*YOUR INSTRUCTIONS*. Extract every line of the items below verbatim, leaving the pictures out of your answer.
--- PROVIDED DATA ---
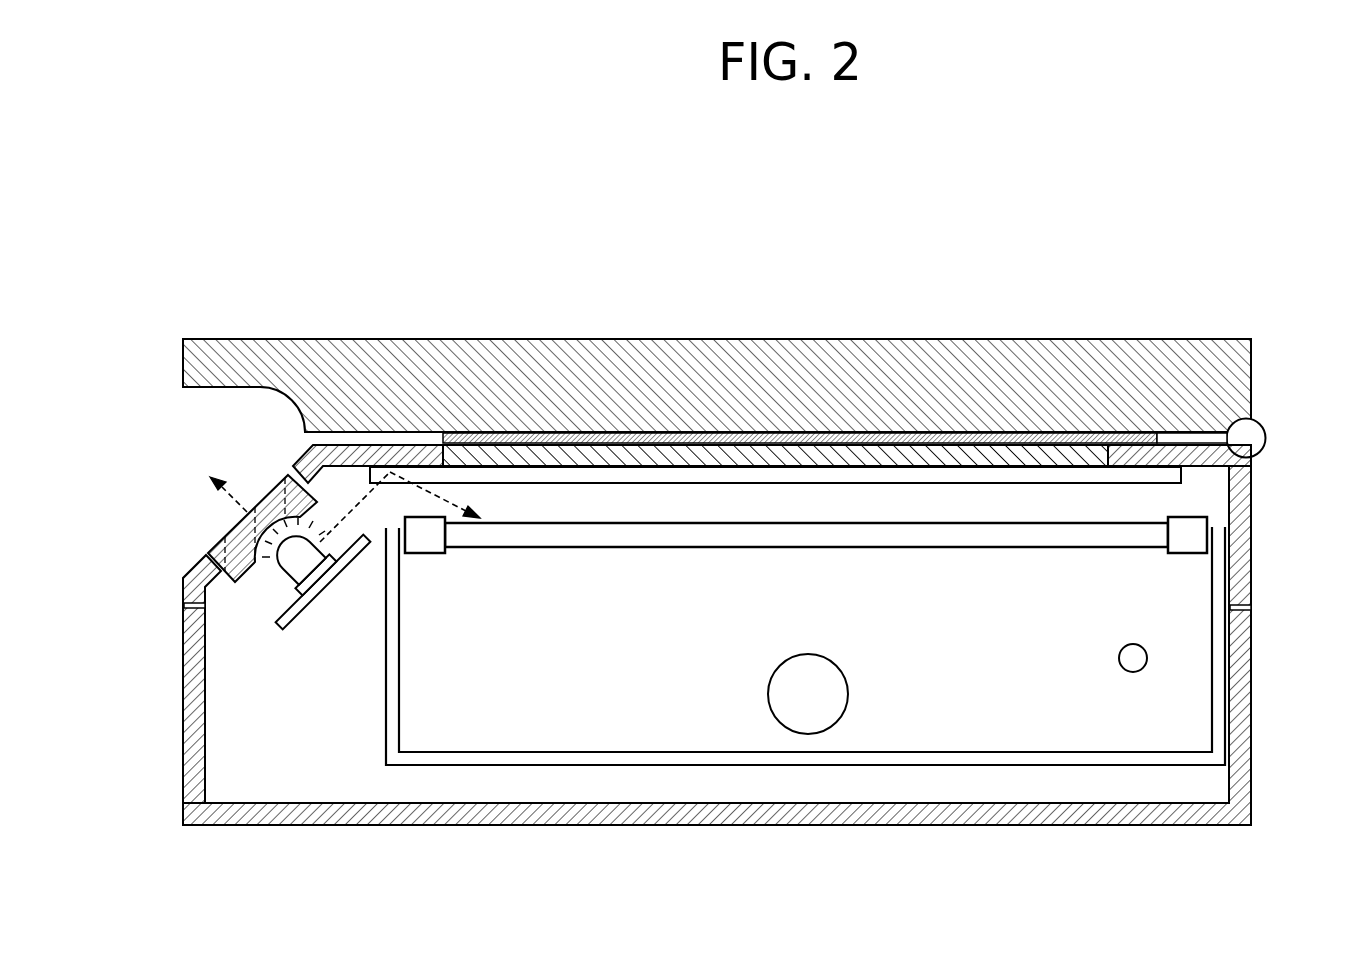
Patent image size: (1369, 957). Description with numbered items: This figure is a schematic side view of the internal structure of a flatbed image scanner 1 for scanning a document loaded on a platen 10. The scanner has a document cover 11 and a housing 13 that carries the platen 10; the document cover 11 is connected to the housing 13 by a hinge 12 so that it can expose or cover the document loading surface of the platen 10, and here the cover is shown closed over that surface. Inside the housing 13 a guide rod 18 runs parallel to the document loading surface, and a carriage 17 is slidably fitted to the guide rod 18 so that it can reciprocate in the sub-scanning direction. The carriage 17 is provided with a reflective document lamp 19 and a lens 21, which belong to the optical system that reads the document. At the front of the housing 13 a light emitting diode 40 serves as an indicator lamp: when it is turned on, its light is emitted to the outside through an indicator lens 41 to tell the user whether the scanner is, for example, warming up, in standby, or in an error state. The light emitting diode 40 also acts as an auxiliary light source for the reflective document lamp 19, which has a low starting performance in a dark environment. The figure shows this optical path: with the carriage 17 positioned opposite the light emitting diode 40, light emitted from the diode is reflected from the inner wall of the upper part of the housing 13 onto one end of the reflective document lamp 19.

The image scanner 1 is at (843, 218).
The platen 10 is at (1173, 475).
The document cover 11 is at (690, 338).
The hinge 12 is at (1267, 428).
The housing 13 is at (680, 827).
The carriage 17 is at (530, 767).
The guide rod 18 is at (1132, 672).
The reflective document lamp 19 is at (545, 523).
The lens 21 is at (807, 734).
The light emitting diode (LED) 40 is at (282, 577).
The indicator lens 41 is at (222, 537).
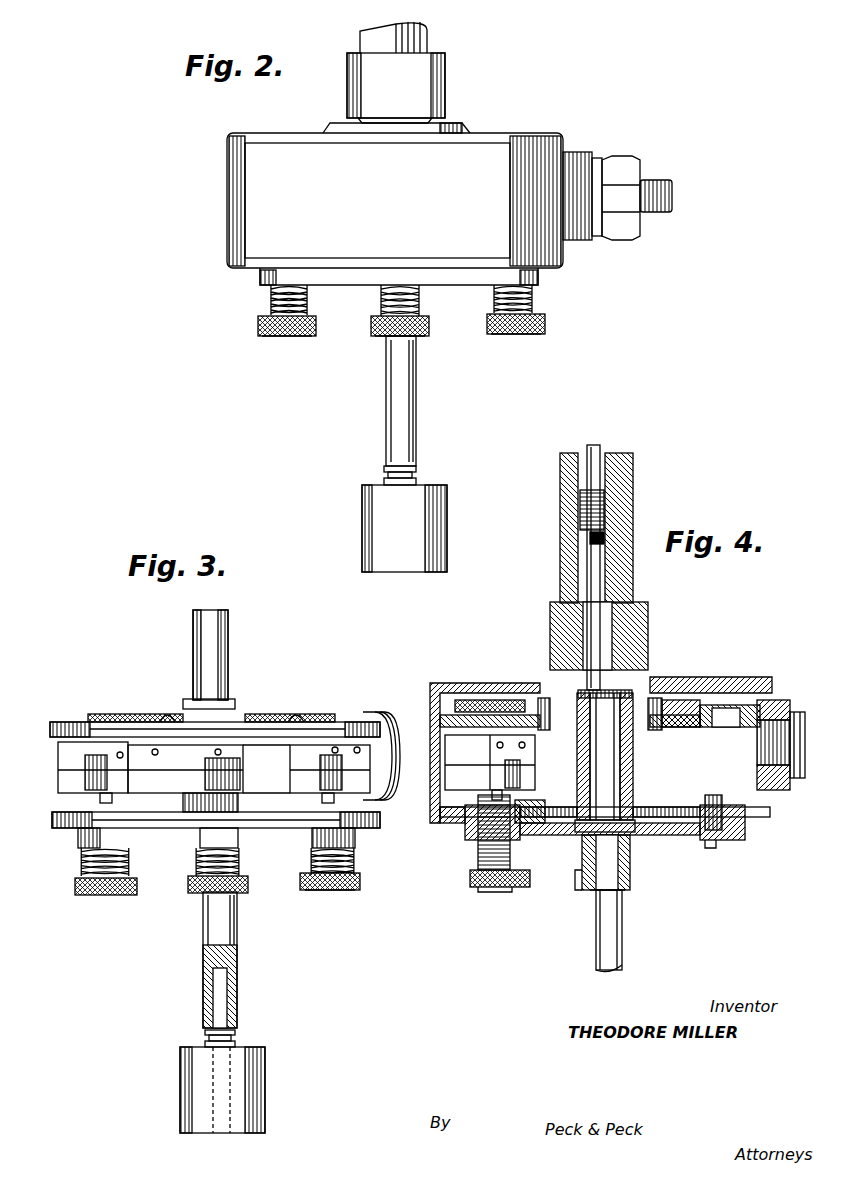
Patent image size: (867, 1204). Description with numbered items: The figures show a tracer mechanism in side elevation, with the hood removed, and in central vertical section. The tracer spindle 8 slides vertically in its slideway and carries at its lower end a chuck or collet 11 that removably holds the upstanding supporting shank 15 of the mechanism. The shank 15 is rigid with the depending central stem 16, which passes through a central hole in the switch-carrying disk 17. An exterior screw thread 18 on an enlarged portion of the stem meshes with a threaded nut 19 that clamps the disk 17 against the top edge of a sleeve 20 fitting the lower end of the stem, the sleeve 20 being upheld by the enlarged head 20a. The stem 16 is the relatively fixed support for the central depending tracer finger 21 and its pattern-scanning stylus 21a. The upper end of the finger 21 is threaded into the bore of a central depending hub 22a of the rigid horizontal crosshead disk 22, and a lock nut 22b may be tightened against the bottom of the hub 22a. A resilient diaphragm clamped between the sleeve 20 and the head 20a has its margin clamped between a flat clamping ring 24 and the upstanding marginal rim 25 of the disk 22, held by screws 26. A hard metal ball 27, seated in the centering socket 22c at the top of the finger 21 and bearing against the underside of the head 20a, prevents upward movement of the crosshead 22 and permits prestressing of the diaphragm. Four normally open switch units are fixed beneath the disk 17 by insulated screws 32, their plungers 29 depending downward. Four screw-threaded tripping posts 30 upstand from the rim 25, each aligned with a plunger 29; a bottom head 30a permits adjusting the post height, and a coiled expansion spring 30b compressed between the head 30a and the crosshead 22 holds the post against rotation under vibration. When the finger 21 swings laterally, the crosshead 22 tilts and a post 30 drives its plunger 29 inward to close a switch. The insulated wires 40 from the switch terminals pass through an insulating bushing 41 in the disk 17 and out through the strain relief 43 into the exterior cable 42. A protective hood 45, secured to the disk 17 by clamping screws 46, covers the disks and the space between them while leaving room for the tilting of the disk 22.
---
*CORRECT RESULT*.
Patent image size: (1369, 957). Description with numbered items: This figure is a schematic side view of the internal structure of a flatbed image scanner 1 for scanning a document loaded on a platen 10. The scanner has a document cover 11 and a housing 13 that carries the platen 10; the document cover 11 is connected to the housing 13 by a hinge 12 so that it can expose or cover the document loading surface of the platen 10, and here the cover is shown closed over that surface. Inside the housing 13 a guide rod 18 runs parallel to the document loading surface, and a carriage 17 is slidably fitted to the guide rod 18 so that it can reciprocate in the sub-scanning direction. The carriage 17 is provided with a reflective document lamp 19 and a lens 21, which belong to the optical system that reads the document. At the front of the housing 13 a light emitting diode 40 serves as an indicator lamp: when it is turned on, its light is emitted to the outside through an indicator lens 41 to tell the user whether the scanner is, for example, warming up, in standby, or in an error state. The light emitting diode 40 also acts as an auxiliary light source for the reflective document lamp 19, which has a low starting performance in a dark environment. The figure shows this optical path: with the carriage 17 positioned opposite the light emitting diode 40, light emitted from the diode is reflected from the inner wall of the upper part of the housing 13 onto one end of the reflective document lamp 19.

The image scanner 1 is at (843, 218).
The platen 10 is at (1173, 475).
The document cover 11 is at (690, 338).
The hinge 12 is at (1267, 428).
The housing 13 is at (680, 827).
The carriage 17 is at (530, 767).
The guide rod 18 is at (1132, 672).
The reflective document lamp 19 is at (545, 523).
The lens 21 is at (807, 734).
The light emitting diode (LED) 40 is at (282, 577).
The indicator lens 41 is at (222, 537).
Patent image size: (867, 1204). Description with numbered items: The figures show a tracer mechanism in side elevation, with the hood removed, and in central vertical section. The tracer spindle 8 slides vertically in its slideway and carries at its lower end a chuck or collet 11 that removably holds the upstanding supporting shank 15 of the mechanism. The shank 15 is rigid with the depending central stem 16, which passes through a central hole in the switch-carrying disk 17. An exterior screw thread 18 on an enlarged portion of the stem meshes with a threaded nut 19 that clamps the disk 17 against the top edge of a sleeve 20 fitting the lower end of the stem, the sleeve 20 being upheld by the enlarged head 20a. The stem 16 is the relatively fixed support for the central depending tracer finger 21 and its pattern-scanning stylus 21a. The upper end of the finger 21 is threaded into the bore of a central depending hub 22a of the rigid horizontal crosshead disk 22, and a lock nut 22b may be tightened against the bottom of the hub 22a. A resilient diaphragm clamped between the sleeve 20 and the head 20a has its margin clamped between a flat clamping ring 24 and the upstanding marginal rim 25 of the disk 22, held by screws 26. A hard metal ball 27, seated in the centering socket 22c at the top of the finger 21 and bearing against the underside of the head 20a, prevents upward movement of the crosshead 22 and permits prestressing of the diaphragm. Four normally open switch units are fixed beneath the disk 17 by insulated screws 32, their plungers 29 depending downward. Four screw-threaded tripping posts 30 upstand from the rim 25, each aligned with a plunger 29; a bottom head 30a permits adjusting the post height, and a coiled expansion spring 30b compressed between the head 30a and the crosshead 22 holds the post against rotation under vibration. When the finger 21 swings laterally, the crosshead 22 tilts and a post 30 drives its plunger 29 inward to close a switch. The insulated wires 40 from the switch terminals pass through an insulating bushing 41 in the disk 17 and out through the strain relief 43 into the exterior cable 42. A protective hood 45, secured to the disk 17 by clamping screws 46, covers the disks and the space between them while leaving room for the tilting of the disk 22.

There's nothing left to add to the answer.